- Instructions for the task -
Leave out the pictures and repeat the data exactly.

- Input for this task -
* Start *

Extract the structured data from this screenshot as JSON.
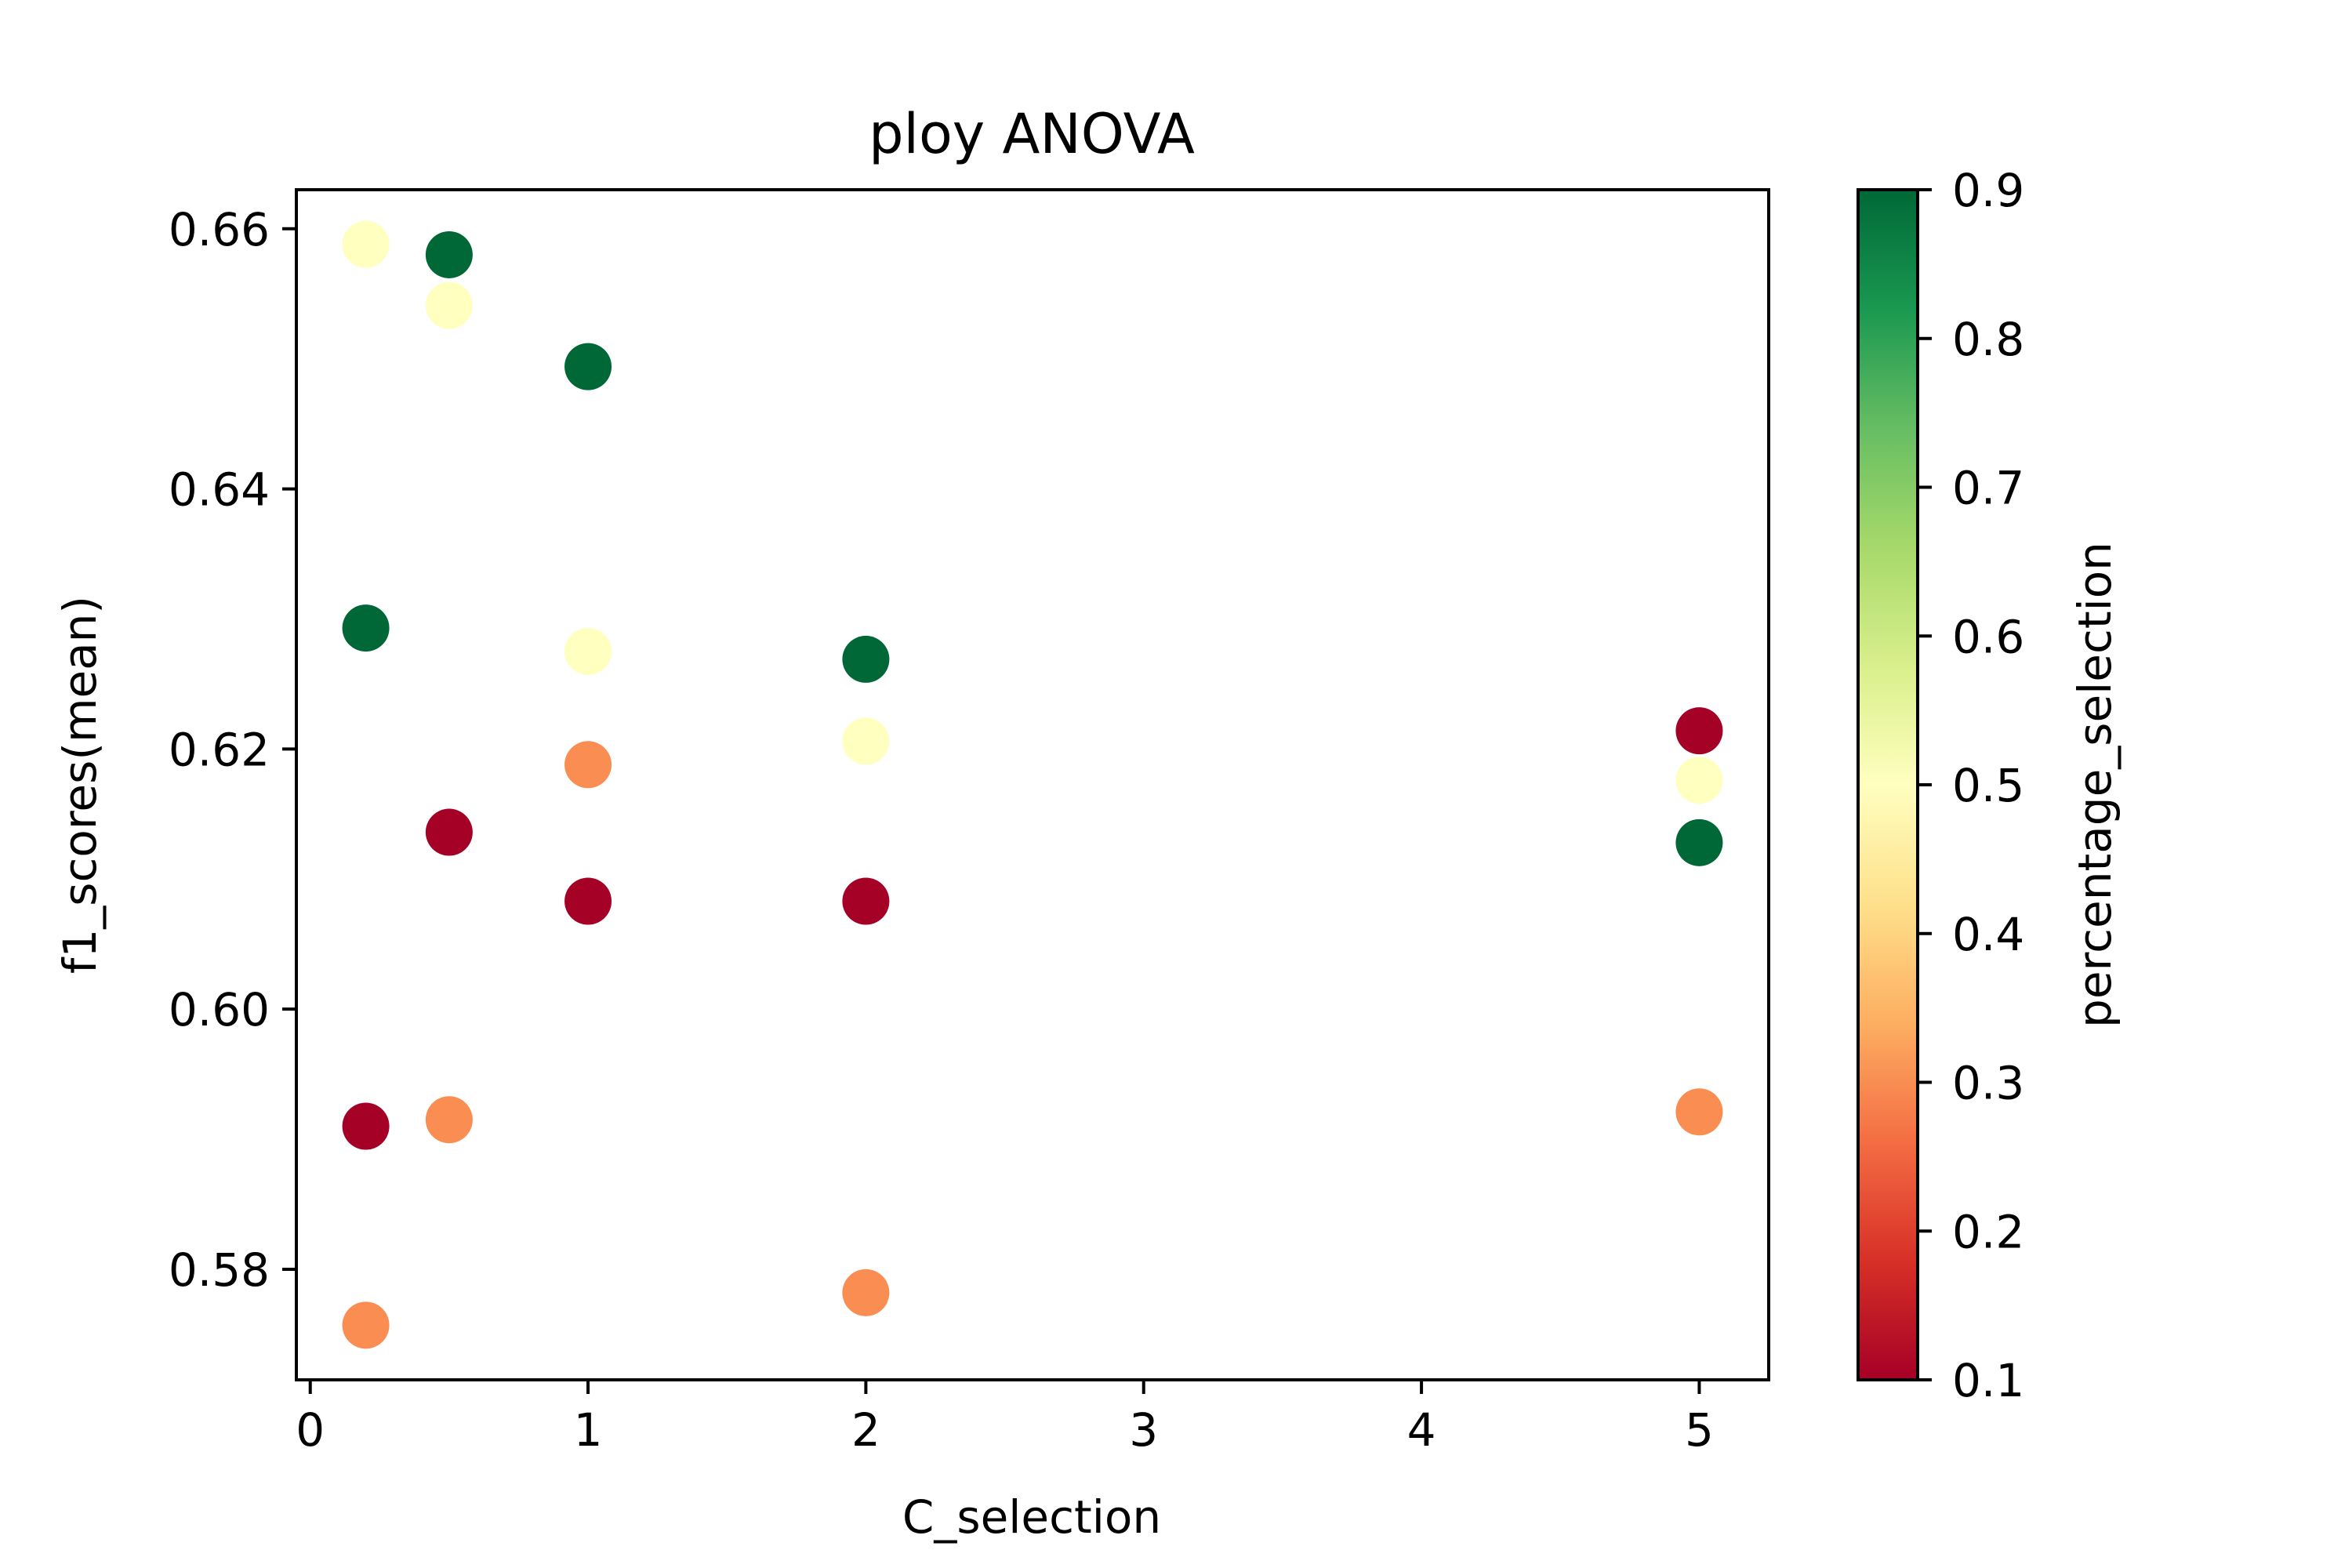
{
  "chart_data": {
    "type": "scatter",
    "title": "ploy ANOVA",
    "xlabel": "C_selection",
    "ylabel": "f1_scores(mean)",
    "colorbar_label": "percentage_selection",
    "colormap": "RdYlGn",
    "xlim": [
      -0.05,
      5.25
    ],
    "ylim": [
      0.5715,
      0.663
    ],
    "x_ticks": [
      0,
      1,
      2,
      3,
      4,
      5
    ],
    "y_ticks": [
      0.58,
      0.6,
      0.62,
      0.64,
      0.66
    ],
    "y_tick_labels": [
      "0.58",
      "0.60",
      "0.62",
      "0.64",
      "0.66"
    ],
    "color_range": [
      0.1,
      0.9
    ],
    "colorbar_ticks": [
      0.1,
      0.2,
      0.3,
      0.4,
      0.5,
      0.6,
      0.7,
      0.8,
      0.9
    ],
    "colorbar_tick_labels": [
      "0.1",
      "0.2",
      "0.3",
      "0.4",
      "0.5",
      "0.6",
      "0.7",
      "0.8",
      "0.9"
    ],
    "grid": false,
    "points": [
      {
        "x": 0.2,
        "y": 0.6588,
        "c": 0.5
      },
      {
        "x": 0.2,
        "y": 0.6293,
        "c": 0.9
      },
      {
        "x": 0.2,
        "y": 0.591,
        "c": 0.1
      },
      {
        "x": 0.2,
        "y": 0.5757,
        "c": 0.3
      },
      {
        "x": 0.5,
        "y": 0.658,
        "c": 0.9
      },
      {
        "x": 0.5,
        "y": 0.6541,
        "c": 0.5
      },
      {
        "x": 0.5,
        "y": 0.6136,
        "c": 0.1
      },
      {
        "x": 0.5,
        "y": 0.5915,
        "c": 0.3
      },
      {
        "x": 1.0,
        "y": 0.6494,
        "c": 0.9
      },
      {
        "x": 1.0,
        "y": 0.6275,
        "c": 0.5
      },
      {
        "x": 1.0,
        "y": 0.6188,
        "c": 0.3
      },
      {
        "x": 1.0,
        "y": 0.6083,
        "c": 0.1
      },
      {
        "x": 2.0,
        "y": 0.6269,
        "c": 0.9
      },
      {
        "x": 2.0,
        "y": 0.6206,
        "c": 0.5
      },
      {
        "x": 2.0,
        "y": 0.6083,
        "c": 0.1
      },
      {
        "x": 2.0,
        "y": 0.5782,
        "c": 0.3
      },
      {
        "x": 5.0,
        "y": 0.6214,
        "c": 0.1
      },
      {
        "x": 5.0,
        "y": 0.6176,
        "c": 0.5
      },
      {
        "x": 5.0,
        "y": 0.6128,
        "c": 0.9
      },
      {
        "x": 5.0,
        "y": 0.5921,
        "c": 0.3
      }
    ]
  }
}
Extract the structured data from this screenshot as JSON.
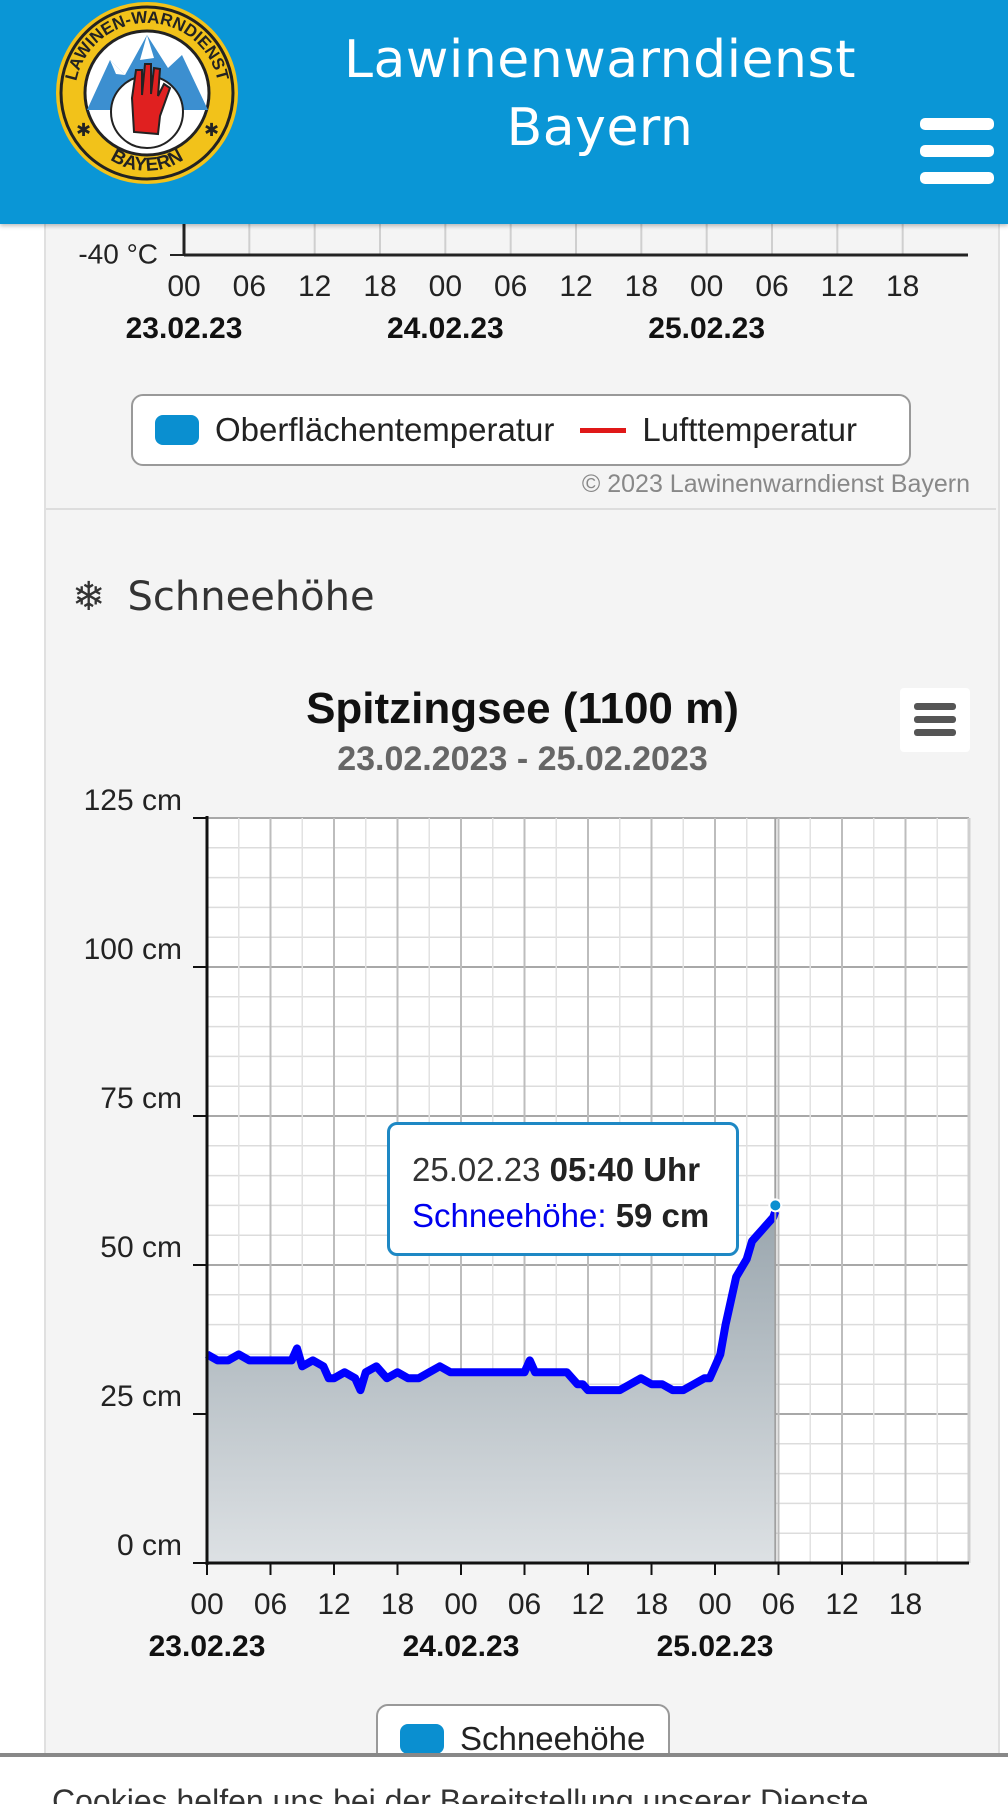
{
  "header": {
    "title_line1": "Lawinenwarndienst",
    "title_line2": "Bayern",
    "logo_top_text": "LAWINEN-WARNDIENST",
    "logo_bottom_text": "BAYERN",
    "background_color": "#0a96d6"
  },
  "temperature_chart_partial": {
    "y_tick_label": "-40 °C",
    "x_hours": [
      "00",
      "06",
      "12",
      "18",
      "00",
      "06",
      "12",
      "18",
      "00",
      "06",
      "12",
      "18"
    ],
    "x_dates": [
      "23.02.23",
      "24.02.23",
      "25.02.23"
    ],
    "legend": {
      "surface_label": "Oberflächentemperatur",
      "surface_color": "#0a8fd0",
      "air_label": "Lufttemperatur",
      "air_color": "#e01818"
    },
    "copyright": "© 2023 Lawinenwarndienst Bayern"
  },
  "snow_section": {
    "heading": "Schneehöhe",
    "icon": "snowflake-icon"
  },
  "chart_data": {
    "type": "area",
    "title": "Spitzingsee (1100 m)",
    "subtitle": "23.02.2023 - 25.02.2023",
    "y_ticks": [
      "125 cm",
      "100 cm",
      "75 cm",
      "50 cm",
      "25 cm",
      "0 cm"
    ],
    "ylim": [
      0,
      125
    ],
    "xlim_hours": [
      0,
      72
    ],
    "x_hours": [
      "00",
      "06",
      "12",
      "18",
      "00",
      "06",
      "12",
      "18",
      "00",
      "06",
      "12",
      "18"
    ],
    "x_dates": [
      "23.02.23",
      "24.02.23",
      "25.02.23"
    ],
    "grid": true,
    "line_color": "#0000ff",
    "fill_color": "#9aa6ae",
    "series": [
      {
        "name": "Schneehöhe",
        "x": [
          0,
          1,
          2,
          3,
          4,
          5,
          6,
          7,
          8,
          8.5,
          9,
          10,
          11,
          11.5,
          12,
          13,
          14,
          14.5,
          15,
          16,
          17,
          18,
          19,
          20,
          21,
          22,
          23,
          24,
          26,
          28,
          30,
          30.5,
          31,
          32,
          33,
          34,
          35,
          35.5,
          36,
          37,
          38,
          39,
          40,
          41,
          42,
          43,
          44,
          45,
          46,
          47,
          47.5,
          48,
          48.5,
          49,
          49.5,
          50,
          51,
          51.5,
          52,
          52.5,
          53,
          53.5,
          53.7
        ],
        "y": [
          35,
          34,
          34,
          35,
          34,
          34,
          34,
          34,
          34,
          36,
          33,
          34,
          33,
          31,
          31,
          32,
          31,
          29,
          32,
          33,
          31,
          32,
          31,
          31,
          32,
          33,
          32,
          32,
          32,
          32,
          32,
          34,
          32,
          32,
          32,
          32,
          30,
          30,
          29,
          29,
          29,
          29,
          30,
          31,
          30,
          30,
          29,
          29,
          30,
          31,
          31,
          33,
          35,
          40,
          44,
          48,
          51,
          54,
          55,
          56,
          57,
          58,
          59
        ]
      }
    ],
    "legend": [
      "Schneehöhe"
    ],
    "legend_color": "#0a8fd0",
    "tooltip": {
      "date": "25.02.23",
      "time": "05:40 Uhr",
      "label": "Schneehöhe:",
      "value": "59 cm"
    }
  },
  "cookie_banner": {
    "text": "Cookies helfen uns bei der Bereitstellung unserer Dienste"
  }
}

* End *

- Solution for this exercise -
Extract the structured data from this screenshot as JSON.
{
  "chart_data": {
    "type": "scatter",
    "title": "ploy ANOVA",
    "xlabel": "C_selection",
    "ylabel": "f1_scores(mean)",
    "colorbar_label": "percentage_selection",
    "colormap": "RdYlGn",
    "xlim": [
      -0.05,
      5.25
    ],
    "ylim": [
      0.5715,
      0.663
    ],
    "x_ticks": [
      0,
      1,
      2,
      3,
      4,
      5
    ],
    "y_ticks": [
      0.58,
      0.6,
      0.62,
      0.64,
      0.66
    ],
    "y_tick_labels": [
      "0.58",
      "0.60",
      "0.62",
      "0.64",
      "0.66"
    ],
    "color_range": [
      0.1,
      0.9
    ],
    "colorbar_ticks": [
      0.1,
      0.2,
      0.3,
      0.4,
      0.5,
      0.6,
      0.7,
      0.8,
      0.9
    ],
    "colorbar_tick_labels": [
      "0.1",
      "0.2",
      "0.3",
      "0.4",
      "0.5",
      "0.6",
      "0.7",
      "0.8",
      "0.9"
    ],
    "grid": false,
    "points": [
      {
        "x": 0.2,
        "y": 0.6588,
        "c": 0.5
      },
      {
        "x": 0.2,
        "y": 0.6293,
        "c": 0.9
      },
      {
        "x": 0.2,
        "y": 0.591,
        "c": 0.1
      },
      {
        "x": 0.2,
        "y": 0.5757,
        "c": 0.3
      },
      {
        "x": 0.5,
        "y": 0.658,
        "c": 0.9
      },
      {
        "x": 0.5,
        "y": 0.6541,
        "c": 0.5
      },
      {
        "x": 0.5,
        "y": 0.6136,
        "c": 0.1
      },
      {
        "x": 0.5,
        "y": 0.5915,
        "c": 0.3
      },
      {
        "x": 1.0,
        "y": 0.6494,
        "c": 0.9
      },
      {
        "x": 1.0,
        "y": 0.6275,
        "c": 0.5
      },
      {
        "x": 1.0,
        "y": 0.6188,
        "c": 0.3
      },
      {
        "x": 1.0,
        "y": 0.6083,
        "c": 0.1
      },
      {
        "x": 2.0,
        "y": 0.6269,
        "c": 0.9
      },
      {
        "x": 2.0,
        "y": 0.6206,
        "c": 0.5
      },
      {
        "x": 2.0,
        "y": 0.6083,
        "c": 0.1
      },
      {
        "x": 2.0,
        "y": 0.5782,
        "c": 0.3
      },
      {
        "x": 5.0,
        "y": 0.6214,
        "c": 0.1
      },
      {
        "x": 5.0,
        "y": 0.6176,
        "c": 0.5
      },
      {
        "x": 5.0,
        "y": 0.6128,
        "c": 0.9
      },
      {
        "x": 5.0,
        "y": 0.5921,
        "c": 0.3
      }
    ]
  }
}
Extract the structured data from this screenshot as JSON.
{
  "header": {
    "title_line1": "Lawinenwarndienst",
    "title_line2": "Bayern",
    "logo_top_text": "LAWINEN-WARNDIENST",
    "logo_bottom_text": "BAYERN",
    "background_color": "#0a96d6"
  },
  "temperature_chart_partial": {
    "y_tick_label": "-40 °C",
    "x_hours": [
      "00",
      "06",
      "12",
      "18",
      "00",
      "06",
      "12",
      "18",
      "00",
      "06",
      "12",
      "18"
    ],
    "x_dates": [
      "23.02.23",
      "24.02.23",
      "25.02.23"
    ],
    "legend": {
      "surface_label": "Oberflächentemperatur",
      "surface_color": "#0a8fd0",
      "air_label": "Lufttemperatur",
      "air_color": "#e01818"
    },
    "copyright": "© 2023 Lawinenwarndienst Bayern"
  },
  "snow_section": {
    "heading": "Schneehöhe",
    "icon": "snowflake-icon"
  },
  "chart_data": {
    "type": "area",
    "title": "Spitzingsee (1100 m)",
    "subtitle": "23.02.2023 - 25.02.2023",
    "y_ticks": [
      "125 cm",
      "100 cm",
      "75 cm",
      "50 cm",
      "25 cm",
      "0 cm"
    ],
    "ylim": [
      0,
      125
    ],
    "xlim_hours": [
      0,
      72
    ],
    "x_hours": [
      "00",
      "06",
      "12",
      "18",
      "00",
      "06",
      "12",
      "18",
      "00",
      "06",
      "12",
      "18"
    ],
    "x_dates": [
      "23.02.23",
      "24.02.23",
      "25.02.23"
    ],
    "grid": true,
    "line_color": "#0000ff",
    "fill_color": "#9aa6ae",
    "series": [
      {
        "name": "Schneehöhe",
        "x": [
          0,
          1,
          2,
          3,
          4,
          5,
          6,
          7,
          8,
          8.5,
          9,
          10,
          11,
          11.5,
          12,
          13,
          14,
          14.5,
          15,
          16,
          17,
          18,
          19,
          20,
          21,
          22,
          23,
          24,
          26,
          28,
          30,
          30.5,
          31,
          32,
          33,
          34,
          35,
          35.5,
          36,
          37,
          38,
          39,
          40,
          41,
          42,
          43,
          44,
          45,
          46,
          47,
          47.5,
          48,
          48.5,
          49,
          49.5,
          50,
          51,
          51.5,
          52,
          52.5,
          53,
          53.5,
          53.7
        ],
        "y": [
          35,
          34,
          34,
          35,
          34,
          34,
          34,
          34,
          34,
          36,
          33,
          34,
          33,
          31,
          31,
          32,
          31,
          29,
          32,
          33,
          31,
          32,
          31,
          31,
          32,
          33,
          32,
          32,
          32,
          32,
          32,
          34,
          32,
          32,
          32,
          32,
          30,
          30,
          29,
          29,
          29,
          29,
          30,
          31,
          30,
          30,
          29,
          29,
          30,
          31,
          31,
          33,
          35,
          40,
          44,
          48,
          51,
          54,
          55,
          56,
          57,
          58,
          59
        ]
      }
    ],
    "legend": [
      "Schneehöhe"
    ],
    "legend_color": "#0a8fd0",
    "tooltip": {
      "date": "25.02.23",
      "time": "05:40 Uhr",
      "label": "Schneehöhe:",
      "value": "59 cm"
    }
  },
  "cookie_banner": {
    "text": "Cookies helfen uns bei der Bereitstellung unserer Dienste"
  }
}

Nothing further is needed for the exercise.